▸ Your goal:
Count every line that holds the string "ethylene", then give that number alone.
>> BEGIN
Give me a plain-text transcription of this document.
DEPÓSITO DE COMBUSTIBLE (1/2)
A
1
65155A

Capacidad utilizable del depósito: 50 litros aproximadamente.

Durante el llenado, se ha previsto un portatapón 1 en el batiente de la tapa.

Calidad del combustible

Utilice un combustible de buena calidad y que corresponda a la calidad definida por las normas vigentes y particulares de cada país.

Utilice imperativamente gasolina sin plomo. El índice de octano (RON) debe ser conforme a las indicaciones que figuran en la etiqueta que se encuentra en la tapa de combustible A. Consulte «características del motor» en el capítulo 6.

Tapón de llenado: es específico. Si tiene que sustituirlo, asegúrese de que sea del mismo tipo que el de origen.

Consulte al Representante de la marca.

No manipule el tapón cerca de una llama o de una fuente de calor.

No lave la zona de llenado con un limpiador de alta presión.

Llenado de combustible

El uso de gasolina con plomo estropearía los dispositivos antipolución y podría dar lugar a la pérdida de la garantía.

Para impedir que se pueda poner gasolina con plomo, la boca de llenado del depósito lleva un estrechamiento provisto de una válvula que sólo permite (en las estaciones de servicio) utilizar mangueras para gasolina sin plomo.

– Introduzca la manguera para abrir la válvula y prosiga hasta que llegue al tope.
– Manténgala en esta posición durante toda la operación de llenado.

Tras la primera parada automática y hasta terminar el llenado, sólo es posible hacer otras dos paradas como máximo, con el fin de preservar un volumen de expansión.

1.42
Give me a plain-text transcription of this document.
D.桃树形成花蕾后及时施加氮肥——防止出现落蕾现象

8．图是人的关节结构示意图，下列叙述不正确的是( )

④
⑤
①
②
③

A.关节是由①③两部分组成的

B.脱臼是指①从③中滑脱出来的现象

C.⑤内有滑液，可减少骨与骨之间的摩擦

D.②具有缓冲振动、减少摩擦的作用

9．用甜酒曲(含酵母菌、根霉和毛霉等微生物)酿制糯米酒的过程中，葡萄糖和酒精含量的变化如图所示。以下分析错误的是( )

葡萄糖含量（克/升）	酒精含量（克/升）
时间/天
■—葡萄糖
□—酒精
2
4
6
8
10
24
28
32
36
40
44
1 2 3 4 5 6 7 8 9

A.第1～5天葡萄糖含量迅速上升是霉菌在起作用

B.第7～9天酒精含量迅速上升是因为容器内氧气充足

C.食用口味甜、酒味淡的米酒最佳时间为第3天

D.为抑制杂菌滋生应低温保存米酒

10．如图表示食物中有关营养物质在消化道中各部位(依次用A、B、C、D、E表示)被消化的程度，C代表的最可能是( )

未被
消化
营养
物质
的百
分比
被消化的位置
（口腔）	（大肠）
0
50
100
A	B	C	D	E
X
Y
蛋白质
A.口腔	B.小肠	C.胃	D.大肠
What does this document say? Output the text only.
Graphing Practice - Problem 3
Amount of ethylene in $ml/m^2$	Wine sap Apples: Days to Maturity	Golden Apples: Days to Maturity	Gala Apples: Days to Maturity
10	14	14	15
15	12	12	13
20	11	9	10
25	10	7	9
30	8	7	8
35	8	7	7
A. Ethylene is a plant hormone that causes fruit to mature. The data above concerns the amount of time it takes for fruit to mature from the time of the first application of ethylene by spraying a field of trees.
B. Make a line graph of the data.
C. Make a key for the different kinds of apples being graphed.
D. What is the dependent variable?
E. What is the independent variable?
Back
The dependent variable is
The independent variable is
>> END
▸ Completed exercise:
2